Task description: Everything in the listing except the pictures should be written out exactly.

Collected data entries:
────────────────────────────────────────

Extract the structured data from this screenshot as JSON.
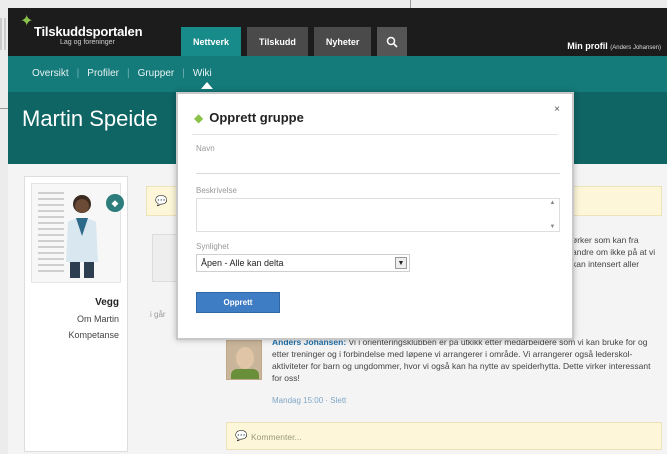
{
  "header": {
    "logo_title": "Tilskuddsportalen",
    "logo_subtitle": "Lag og foreninger",
    "tabs": [
      {
        "label": "Nettverk",
        "active": true
      },
      {
        "label": "Tilskudd",
        "active": false
      },
      {
        "label": "Nyheter",
        "active": false
      }
    ],
    "search_icon": "search-icon",
    "profile_label": "Min profil",
    "profile_user": "(Anders Johansen)"
  },
  "subnav": {
    "items": [
      "Oversikt",
      "Profiler",
      "Grupper",
      "Wiki"
    ]
  },
  "banner": {
    "name": "Martin Speide"
  },
  "sidebar": {
    "menu": [
      "Vegg",
      "Om Martin",
      "Kompetanse"
    ]
  },
  "feed": {
    "post_text": "ørker som kan fra andre om ikke på at vi kan intensert aller",
    "post_side": "i går",
    "comment": {
      "author": "Anders Johansen:",
      "text": "Vi i orienteringsklubben er på utkikk etter medarbeidere som vi kan bruke for og etter treninger og i forbindelse med løpene vi arrangerer i område. Vi arrangerer også lederskol-aktiviteter for barn og ungdommer, hvor vi også kan ha nytte av speiderhytta. Dette virker interessant for oss!",
      "meta": "Mandag 15:00 · Slett"
    },
    "comment_placeholder": "Kommenter..."
  },
  "modal": {
    "title": "Opprett gruppe",
    "close": "×",
    "fields": {
      "name_label": "Navn",
      "name_value": "",
      "description_label": "Beskrivelse",
      "description_value": "",
      "visibility_label": "Synlighet",
      "visibility_value": "Åpen - Alle kan delta"
    },
    "submit_label": "Opprett"
  },
  "colors": {
    "teal_active": "#178a8a",
    "teal_subnav": "#157a7a",
    "teal_banner": "#0f6464",
    "button_blue": "#3e7cc3",
    "notice_yellow": "#fdf6d9"
  }
}
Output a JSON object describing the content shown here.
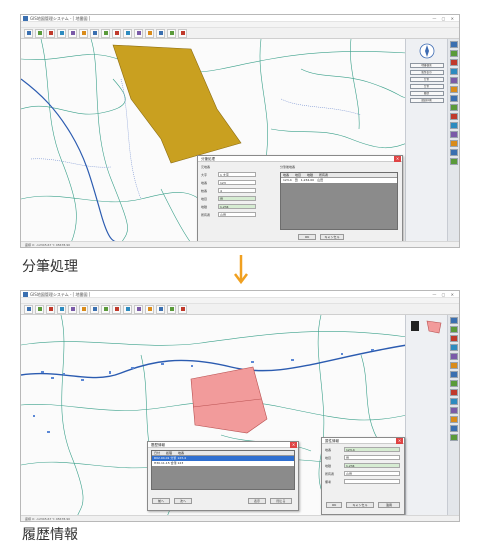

────────────────────────────────────────

Result:
Extract the structured data from this screenshot as JSON.
{
  "header": {
    "logo_title": "Tilskuddsportalen",
    "logo_subtitle": "Lag og foreninger",
    "tabs": [
      {
        "label": "Nettverk",
        "active": true
      },
      {
        "label": "Tilskudd",
        "active": false
      },
      {
        "label": "Nyheter",
        "active": false
      }
    ],
    "search_icon": "search-icon",
    "profile_label": "Min profil",
    "profile_user": "(Anders Johansen)"
  },
  "subnav": {
    "items": [
      "Oversikt",
      "Profiler",
      "Grupper",
      "Wiki"
    ]
  },
  "banner": {
    "name": "Martin Speide"
  },
  "sidebar": {
    "menu": [
      "Vegg",
      "Om Martin",
      "Kompetanse"
    ]
  },
  "feed": {
    "post_text": "ørker som kan fra andre om ikke på at vi kan intensert aller",
    "post_side": "i går",
    "comment": {
      "author": "Anders Johansen:",
      "text": "Vi i orienteringsklubben er på utkikk etter medarbeidere som vi kan bruke for og etter treninger og i forbindelse med løpene vi arrangerer i område. Vi arrangerer også lederskol-aktiviteter for barn og ungdommer, hvor vi også kan ha nytte av speiderhytta. Dette virker interessant for oss!",
      "meta": "Mandag 15:00 · Slett"
    },
    "comment_placeholder": "Kommenter..."
  },
  "modal": {
    "title": "Opprett gruppe",
    "close": "×",
    "fields": {
      "name_label": "Navn",
      "name_value": "",
      "description_label": "Beskrivelse",
      "description_value": "",
      "visibility_label": "Synlighet",
      "visibility_value": "Åpen - Alle kan delta"
    },
    "submit_label": "Opprett"
  },
  "colors": {
    "teal_active": "#178a8a",
    "teal_subnav": "#157a7a",
    "teal_banner": "#0f6464",
    "button_blue": "#3e7cc3",
    "notice_yellow": "#fdf6d9"
  }
}
Output a JSON object describing the content shown here.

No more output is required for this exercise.